* EXERCISE MATERIALS *
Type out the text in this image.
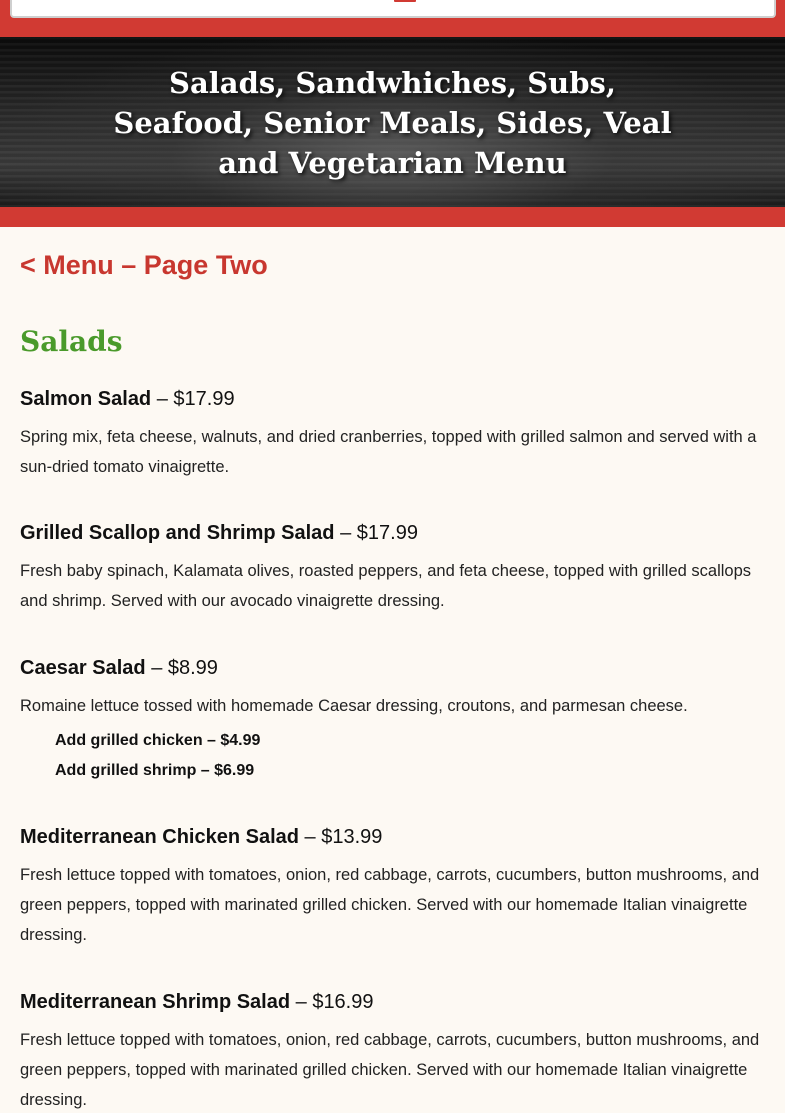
Salads, Sandwhiches, Subs, Seafood, Senior Meals, Sides, Veal and Vegetarian Menu
< Menu – Page Two
Salads
Salmon Salad – $17.99

Spring mix, feta cheese, walnuts, and dried cranberries, topped with grilled salmon and served with a sun-dried tomato vinaigrette.

Grilled Scallop and Shrimp Salad – $17.99

Fresh baby spinach, Kalamata olives, roasted peppers, and feta cheese, topped with grilled scallops and shrimp. Served with our avocado vinaigrette dressing.

Caesar Salad – $8.99

Romaine lettuce tossed with homemade Caesar dressing, croutons, and parmesan cheese.

Add grilled chicken – $4.99
Add grilled shrimp – $6.99
Mediterranean Chicken Salad – $13.99

Fresh lettuce topped with tomatoes, onion, red cabbage, carrots, cucumbers, button mushrooms, and green peppers, topped with marinated grilled chicken. Served with our homemade Italian vinaigrette dressing.

Mediterranean Shrimp Salad – $16.99

Fresh lettuce topped with tomatoes, onion, red cabbage, carrots, cucumbers, button mushrooms, and green peppers, topped with marinated grilled chicken. Served with our homemade Italian vinaigrette dressing.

* GIVEN PROBLEM *
Reproduce the data above in full, exactly as it is, with the pictures left out.

* SOLUTION TO THE EXERCISE *
Type out the text in this image.
Salads, Sandwhiches, Subs, Seafood, Senior Meals, Sides, Veal and Vegetarian Menu
< Menu – Page Two
Salads
Salmon Salad – $17.99

Spring mix, feta cheese, walnuts, and dried cranberries, topped with grilled salmon and served with a sun-dried tomato vinaigrette.

Grilled Scallop and Shrimp Salad – $17.99

Fresh baby spinach, Kalamata olives, roasted peppers, and feta cheese, topped with grilled scallops and shrimp. Served with our avocado vinaigrette dressing.

Caesar Salad – $8.99

Romaine lettuce tossed with homemade Caesar dressing, croutons, and parmesan cheese.

Add grilled chicken – $4.99
Add grilled shrimp – $6.99
Mediterranean Chicken Salad – $13.99

Fresh lettuce topped with tomatoes, onion, red cabbage, carrots, cucumbers, button mushrooms, and green peppers, topped with marinated grilled chicken. Served with our homemade Italian vinaigrette dressing.

Mediterranean Shrimp Salad – $16.99

Fresh lettuce topped with tomatoes, onion, red cabbage, carrots, cucumbers, button mushrooms, and green peppers, topped with marinated grilled chicken. Served with our homemade Italian vinaigrette dressing.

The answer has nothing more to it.